= DIRECTIONS FOR THIS TASK =
Reproduce all entries precisely as they are written.

= THE INPUT =
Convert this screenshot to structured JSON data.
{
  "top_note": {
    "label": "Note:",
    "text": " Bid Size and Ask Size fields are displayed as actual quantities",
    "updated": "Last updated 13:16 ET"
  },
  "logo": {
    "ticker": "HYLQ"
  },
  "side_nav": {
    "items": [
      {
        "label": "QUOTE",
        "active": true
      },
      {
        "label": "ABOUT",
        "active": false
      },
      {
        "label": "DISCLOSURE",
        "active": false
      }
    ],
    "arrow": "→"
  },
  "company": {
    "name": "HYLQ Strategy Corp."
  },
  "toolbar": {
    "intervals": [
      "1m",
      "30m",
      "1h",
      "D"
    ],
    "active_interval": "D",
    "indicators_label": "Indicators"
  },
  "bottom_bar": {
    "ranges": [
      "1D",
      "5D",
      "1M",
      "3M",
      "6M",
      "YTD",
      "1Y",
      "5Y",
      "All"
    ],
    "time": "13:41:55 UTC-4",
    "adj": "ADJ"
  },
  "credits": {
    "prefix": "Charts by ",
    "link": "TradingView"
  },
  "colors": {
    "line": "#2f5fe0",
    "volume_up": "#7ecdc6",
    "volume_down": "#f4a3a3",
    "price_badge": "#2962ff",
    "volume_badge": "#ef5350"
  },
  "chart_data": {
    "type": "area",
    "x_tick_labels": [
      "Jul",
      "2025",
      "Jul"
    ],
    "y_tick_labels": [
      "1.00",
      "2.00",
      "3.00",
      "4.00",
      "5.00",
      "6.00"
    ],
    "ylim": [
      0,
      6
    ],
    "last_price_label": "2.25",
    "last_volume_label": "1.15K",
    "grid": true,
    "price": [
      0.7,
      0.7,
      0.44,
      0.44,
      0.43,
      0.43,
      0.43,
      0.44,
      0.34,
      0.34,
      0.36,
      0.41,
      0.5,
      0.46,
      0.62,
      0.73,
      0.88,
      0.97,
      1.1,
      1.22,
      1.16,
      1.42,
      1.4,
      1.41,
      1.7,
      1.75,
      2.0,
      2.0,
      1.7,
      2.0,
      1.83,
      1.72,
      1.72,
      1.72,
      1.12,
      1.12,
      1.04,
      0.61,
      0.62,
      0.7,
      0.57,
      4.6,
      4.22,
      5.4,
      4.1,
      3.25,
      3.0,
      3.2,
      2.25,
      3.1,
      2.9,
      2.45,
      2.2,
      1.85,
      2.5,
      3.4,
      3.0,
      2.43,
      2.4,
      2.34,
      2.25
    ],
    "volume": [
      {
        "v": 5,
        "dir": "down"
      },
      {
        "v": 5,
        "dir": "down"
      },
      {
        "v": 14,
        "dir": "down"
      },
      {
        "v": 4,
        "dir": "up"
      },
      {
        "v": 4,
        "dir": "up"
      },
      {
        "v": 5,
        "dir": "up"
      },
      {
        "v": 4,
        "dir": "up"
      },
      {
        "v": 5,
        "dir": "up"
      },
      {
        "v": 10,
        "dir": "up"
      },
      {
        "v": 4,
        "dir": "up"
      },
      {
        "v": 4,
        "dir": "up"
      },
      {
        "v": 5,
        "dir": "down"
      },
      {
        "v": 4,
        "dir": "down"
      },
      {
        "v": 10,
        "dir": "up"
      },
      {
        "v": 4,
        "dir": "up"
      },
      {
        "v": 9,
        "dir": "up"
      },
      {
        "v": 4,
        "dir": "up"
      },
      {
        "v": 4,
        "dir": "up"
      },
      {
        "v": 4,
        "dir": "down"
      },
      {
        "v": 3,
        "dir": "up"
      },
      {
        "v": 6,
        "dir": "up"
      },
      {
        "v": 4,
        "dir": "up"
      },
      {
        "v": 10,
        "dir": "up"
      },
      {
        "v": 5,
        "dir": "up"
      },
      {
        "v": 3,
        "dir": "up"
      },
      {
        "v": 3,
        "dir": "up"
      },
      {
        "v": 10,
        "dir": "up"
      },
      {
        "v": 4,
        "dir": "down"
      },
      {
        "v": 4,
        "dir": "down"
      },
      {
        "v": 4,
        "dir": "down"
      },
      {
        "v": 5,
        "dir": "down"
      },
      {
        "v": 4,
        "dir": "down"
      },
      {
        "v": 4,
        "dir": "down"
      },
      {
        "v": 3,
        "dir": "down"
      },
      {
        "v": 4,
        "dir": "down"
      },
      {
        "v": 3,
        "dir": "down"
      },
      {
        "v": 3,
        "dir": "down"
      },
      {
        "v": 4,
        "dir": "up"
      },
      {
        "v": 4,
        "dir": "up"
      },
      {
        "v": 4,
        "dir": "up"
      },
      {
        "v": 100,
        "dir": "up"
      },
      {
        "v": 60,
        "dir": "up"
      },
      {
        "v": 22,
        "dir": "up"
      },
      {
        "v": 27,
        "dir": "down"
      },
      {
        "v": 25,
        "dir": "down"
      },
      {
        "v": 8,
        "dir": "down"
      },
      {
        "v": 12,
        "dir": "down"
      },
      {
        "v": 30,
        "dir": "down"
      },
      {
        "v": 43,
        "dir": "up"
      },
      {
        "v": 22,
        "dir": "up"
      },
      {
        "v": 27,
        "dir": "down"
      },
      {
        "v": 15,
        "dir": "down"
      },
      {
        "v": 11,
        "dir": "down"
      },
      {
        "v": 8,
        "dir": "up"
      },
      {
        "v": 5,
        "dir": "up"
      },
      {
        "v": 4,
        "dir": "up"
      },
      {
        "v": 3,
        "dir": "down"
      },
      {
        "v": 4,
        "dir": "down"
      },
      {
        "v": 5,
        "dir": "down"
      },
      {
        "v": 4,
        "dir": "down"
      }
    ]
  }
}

= TASK RESULT =
Convert this screenshot to structured JSON data.
{
  "top_note": {
    "label": "Note:",
    "text": " Bid Size and Ask Size fields are displayed as actual quantities",
    "updated": "Last updated 13:16 ET"
  },
  "logo": {
    "ticker": "HYLQ"
  },
  "side_nav": {
    "items": [
      {
        "label": "QUOTE",
        "active": true
      },
      {
        "label": "ABOUT",
        "active": false
      },
      {
        "label": "DISCLOSURE",
        "active": false
      }
    ],
    "arrow": "→"
  },
  "company": {
    "name": "HYLQ Strategy Corp."
  },
  "toolbar": {
    "intervals": [
      "1m",
      "30m",
      "1h",
      "D"
    ],
    "active_interval": "D",
    "indicators_label": "Indicators"
  },
  "bottom_bar": {
    "ranges": [
      "1D",
      "5D",
      "1M",
      "3M",
      "6M",
      "YTD",
      "1Y",
      "5Y",
      "All"
    ],
    "time": "13:41:55 UTC-4",
    "adj": "ADJ"
  },
  "credits": {
    "prefix": "Charts by ",
    "link": "TradingView"
  },
  "colors": {
    "line": "#2f5fe0",
    "volume_up": "#7ecdc6",
    "volume_down": "#f4a3a3",
    "price_badge": "#2962ff",
    "volume_badge": "#ef5350"
  },
  "chart_data": {
    "type": "area",
    "x_tick_labels": [
      "Jul",
      "2025",
      "Jul"
    ],
    "y_tick_labels": [
      "1.00",
      "2.00",
      "3.00",
      "4.00",
      "5.00",
      "6.00"
    ],
    "ylim": [
      0,
      6
    ],
    "last_price_label": "2.25",
    "last_volume_label": "1.15K",
    "grid": true,
    "price": [
      0.7,
      0.7,
      0.44,
      0.44,
      0.43,
      0.43,
      0.43,
      0.44,
      0.34,
      0.34,
      0.36,
      0.41,
      0.5,
      0.46,
      0.62,
      0.73,
      0.88,
      0.97,
      1.1,
      1.22,
      1.16,
      1.42,
      1.4,
      1.41,
      1.7,
      1.75,
      2.0,
      2.0,
      1.7,
      2.0,
      1.83,
      1.72,
      1.72,
      1.72,
      1.12,
      1.12,
      1.04,
      0.61,
      0.62,
      0.7,
      0.57,
      4.6,
      4.22,
      5.4,
      4.1,
      3.25,
      3.0,
      3.2,
      2.25,
      3.1,
      2.9,
      2.45,
      2.2,
      1.85,
      2.5,
      3.4,
      3.0,
      2.43,
      2.4,
      2.34,
      2.25
    ],
    "volume": [
      {
        "v": 5,
        "dir": "down"
      },
      {
        "v": 5,
        "dir": "down"
      },
      {
        "v": 14,
        "dir": "down"
      },
      {
        "v": 4,
        "dir": "up"
      },
      {
        "v": 4,
        "dir": "up"
      },
      {
        "v": 5,
        "dir": "up"
      },
      {
        "v": 4,
        "dir": "up"
      },
      {
        "v": 5,
        "dir": "up"
      },
      {
        "v": 10,
        "dir": "up"
      },
      {
        "v": 4,
        "dir": "up"
      },
      {
        "v": 4,
        "dir": "up"
      },
      {
        "v": 5,
        "dir": "down"
      },
      {
        "v": 4,
        "dir": "down"
      },
      {
        "v": 10,
        "dir": "up"
      },
      {
        "v": 4,
        "dir": "up"
      },
      {
        "v": 9,
        "dir": "up"
      },
      {
        "v": 4,
        "dir": "up"
      },
      {
        "v": 4,
        "dir": "up"
      },
      {
        "v": 4,
        "dir": "down"
      },
      {
        "v": 3,
        "dir": "up"
      },
      {
        "v": 6,
        "dir": "up"
      },
      {
        "v": 4,
        "dir": "up"
      },
      {
        "v": 10,
        "dir": "up"
      },
      {
        "v": 5,
        "dir": "up"
      },
      {
        "v": 3,
        "dir": "up"
      },
      {
        "v": 3,
        "dir": "up"
      },
      {
        "v": 10,
        "dir": "up"
      },
      {
        "v": 4,
        "dir": "down"
      },
      {
        "v": 4,
        "dir": "down"
      },
      {
        "v": 4,
        "dir": "down"
      },
      {
        "v": 5,
        "dir": "down"
      },
      {
        "v": 4,
        "dir": "down"
      },
      {
        "v": 4,
        "dir": "down"
      },
      {
        "v": 3,
        "dir": "down"
      },
      {
        "v": 4,
        "dir": "down"
      },
      {
        "v": 3,
        "dir": "down"
      },
      {
        "v": 3,
        "dir": "down"
      },
      {
        "v": 4,
        "dir": "up"
      },
      {
        "v": 4,
        "dir": "up"
      },
      {
        "v": 4,
        "dir": "up"
      },
      {
        "v": 100,
        "dir": "up"
      },
      {
        "v": 60,
        "dir": "up"
      },
      {
        "v": 22,
        "dir": "up"
      },
      {
        "v": 27,
        "dir": "down"
      },
      {
        "v": 25,
        "dir": "down"
      },
      {
        "v": 8,
        "dir": "down"
      },
      {
        "v": 12,
        "dir": "down"
      },
      {
        "v": 30,
        "dir": "down"
      },
      {
        "v": 43,
        "dir": "up"
      },
      {
        "v": 22,
        "dir": "up"
      },
      {
        "v": 27,
        "dir": "down"
      },
      {
        "v": 15,
        "dir": "down"
      },
      {
        "v": 11,
        "dir": "down"
      },
      {
        "v": 8,
        "dir": "up"
      },
      {
        "v": 5,
        "dir": "up"
      },
      {
        "v": 4,
        "dir": "up"
      },
      {
        "v": 3,
        "dir": "down"
      },
      {
        "v": 4,
        "dir": "down"
      },
      {
        "v": 5,
        "dir": "down"
      },
      {
        "v": 4,
        "dir": "down"
      }
    ]
  }
}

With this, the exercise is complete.